# SHORT PROBLEM
Show every line in the records below that contains the word "icon".

# RECORDS SHOWN
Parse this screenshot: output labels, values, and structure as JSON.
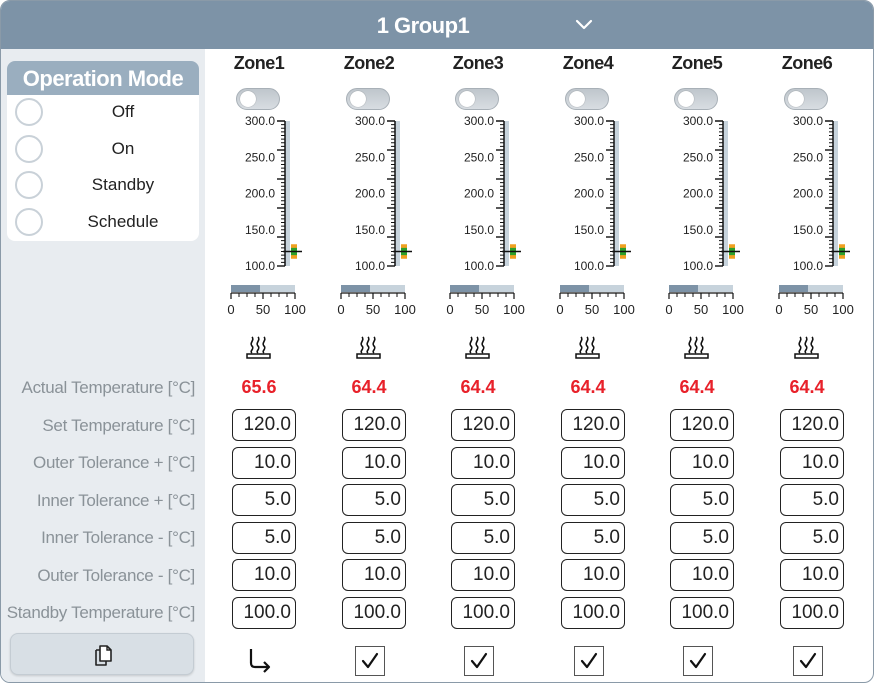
{
  "header": {
    "group_title": "1 Group1",
    "chevron_icon": "chevron-down-icon"
  },
  "operation_mode": {
    "title": "Operation Mode",
    "options": [
      {
        "label": "Off",
        "selected": false
      },
      {
        "label": "On",
        "selected": false
      },
      {
        "label": "Standby",
        "selected": false
      },
      {
        "label": "Schedule",
        "selected": false
      }
    ]
  },
  "row_labels": {
    "actual": "Actual Temperature [°C]",
    "set": "Set Temperature [°C]",
    "outer_plus": "Outer Tolerance + [°C]",
    "inner_plus": "Inner Tolerance + [°C]",
    "inner_minus": "Inner Tolerance - [°C]",
    "outer_minus": "Outer Tolerance - [°C]",
    "standby": "Standby Temperature [°C]"
  },
  "copy_button_icon": "copy-document-icon",
  "scale": {
    "ticks": [
      "300.0",
      "250.0",
      "200.0",
      "150.0",
      "100.0"
    ],
    "min": 100,
    "max": 300,
    "power_ticks": [
      "0",
      "50",
      "100"
    ]
  },
  "colors": {
    "accent": "#7d93a7",
    "actual_value": "#e8212a",
    "tolerance_outer": "#f0a020",
    "tolerance_inner": "#2ca02c"
  },
  "zones": [
    {
      "name": "Zone1",
      "enabled": false,
      "actual": "65.6",
      "power_percent": 45,
      "set": "120.0",
      "outer_plus": "10.0",
      "inner_plus": "5.0",
      "inner_minus": "5.0",
      "outer_minus": "10.0",
      "standby": "100.0",
      "footer": "link-arrow-icon"
    },
    {
      "name": "Zone2",
      "enabled": false,
      "actual": "64.4",
      "power_percent": 45,
      "set": "120.0",
      "outer_plus": "10.0",
      "inner_plus": "5.0",
      "inner_minus": "5.0",
      "outer_minus": "10.0",
      "standby": "100.0",
      "footer": "checkbox-checked"
    },
    {
      "name": "Zone3",
      "enabled": false,
      "actual": "64.4",
      "power_percent": 45,
      "set": "120.0",
      "outer_plus": "10.0",
      "inner_plus": "5.0",
      "inner_minus": "5.0",
      "outer_minus": "10.0",
      "standby": "100.0",
      "footer": "checkbox-checked"
    },
    {
      "name": "Zone4",
      "enabled": false,
      "actual": "64.4",
      "power_percent": 45,
      "set": "120.0",
      "outer_plus": "10.0",
      "inner_plus": "5.0",
      "inner_minus": "5.0",
      "outer_minus": "10.0",
      "standby": "100.0",
      "footer": "checkbox-checked"
    },
    {
      "name": "Zone5",
      "enabled": false,
      "actual": "64.4",
      "power_percent": 45,
      "set": "120.0",
      "outer_plus": "10.0",
      "inner_plus": "5.0",
      "inner_minus": "5.0",
      "outer_minus": "10.0",
      "standby": "100.0",
      "footer": "checkbox-checked"
    },
    {
      "name": "Zone6",
      "enabled": false,
      "actual": "64.4",
      "power_percent": 45,
      "set": "120.0",
      "outer_plus": "10.0",
      "inner_plus": "5.0",
      "inner_minus": "5.0",
      "outer_minus": "10.0",
      "standby": "100.0",
      "footer": "checkbox-checked"
    }
  ]
}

# TASK RESULT
    "chevron_icon": "chevron-down-icon"
  "copy_button_icon": "copy-document-icon",
      "footer": "link-arrow-icon"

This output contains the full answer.